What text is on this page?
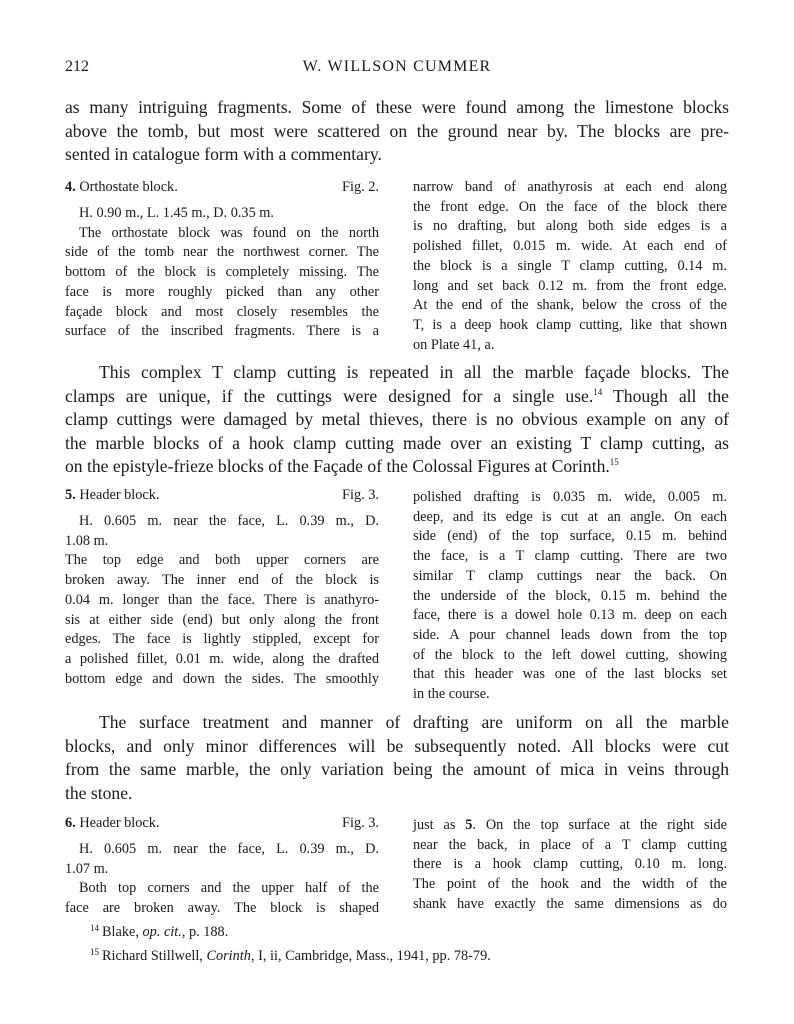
212	W. WILLSON CUMMER
as many intriguing fragments. Some of these were found among the limestone blocks
above the tomb, but most were scattered on the ground near by. The blocks are pre-
sented in catalogue form with a commentary.
4. Orthostate block.	Fig. 2.
H. 0.90 m., L. 1.45 m., D. 0.35 m.
The orthostate block was found on the north
side of the tomb near the northwest corner. The
bottom of the block is completely missing. The
face is more roughly picked than any other
façade block and most closely resembles the
surface of the inscribed fragments. There is a
narrow band of anathyrosis at each end along
the front edge. On the face of the block there
is no drafting, but along both side edges is a
polished fillet, 0.015 m. wide. At each end of
the block is a single T clamp cutting, 0.14 m.
long and set back 0.12 m. from the front edge.
At the end of the shank, below the cross of the
T, is a deep hook clamp cutting, like that shown
on Plate 41, a.
This complex T clamp cutting is repeated in all the marble façade blocks. The
clamps are unique, if the cuttings were designed for a single use.$^{14}$ Though all the
clamp cuttings were damaged by metal thieves, there is no obvious example on any of
the marble blocks of a hook clamp cutting made over an existing T clamp cutting, as
on the epistyle-frieze blocks of the Façade of the Colossal Figures at Corinth.$^{15}$
5. Header block.	Fig. 3.
H. 0.605 m. near the face, L. 0.39 m., D.
1.08 m.
The top edge and both upper corners are
broken away. The inner end of the block is
0.04 m. longer than the face. There is anathyro-
sis at either side (end) but only along the front
edges. The face is lightly stippled, except for
a polished fillet, 0.01 m. wide, along the drafted
bottom edge and down the sides. The smoothly
polished drafting is 0.035 m. wide, 0.005 m.
deep, and its edge is cut at an angle. On each
side (end) of the top surface, 0.15 m. behind
the face, is a T clamp cutting. There are two
similar T clamp cuttings near the back. On
the underside of the block, 0.15 m. behind the
face, there is a dowel hole 0.13 m. deep on each
side. A pour channel leads down from the top
of the block to the left dowel cutting, showing
that this header was one of the last blocks set
in the course.
The surface treatment and manner of drafting are uniform on all the marble
blocks, and only minor differences will be subsequently noted. All blocks were cut
from the same marble, the only variation being the amount of mica in veins through
the stone.
6. Header block.	Fig. 3.
H. 0.605 m. near the face, L. 0.39 m., D.
1.07 m.
Both top corners and the upper half of the
face are broken away. The block is shaped
just as 5. On the top surface at the right side
near the back, in place of a T clamp cutting
there is a hook clamp cutting, 0.10 m. long.
The point of the hook and the width of the
shank have exactly the same dimensions as do
$^{14}$ Blake, op. cit., p. 188.
$^{15}$ Richard Stillwell, Corinth, I, ii, Cambridge, Mass., 1941, pp. 78-79.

=====

**YOUR OBJECTIVE:** Look through the records and gather every line containing "fillet".

**CORRECT OUTPUT:**
polished fillet, 0.015 m. wide. At each end of
a polished fillet, 0.01 m. wide, along the drafted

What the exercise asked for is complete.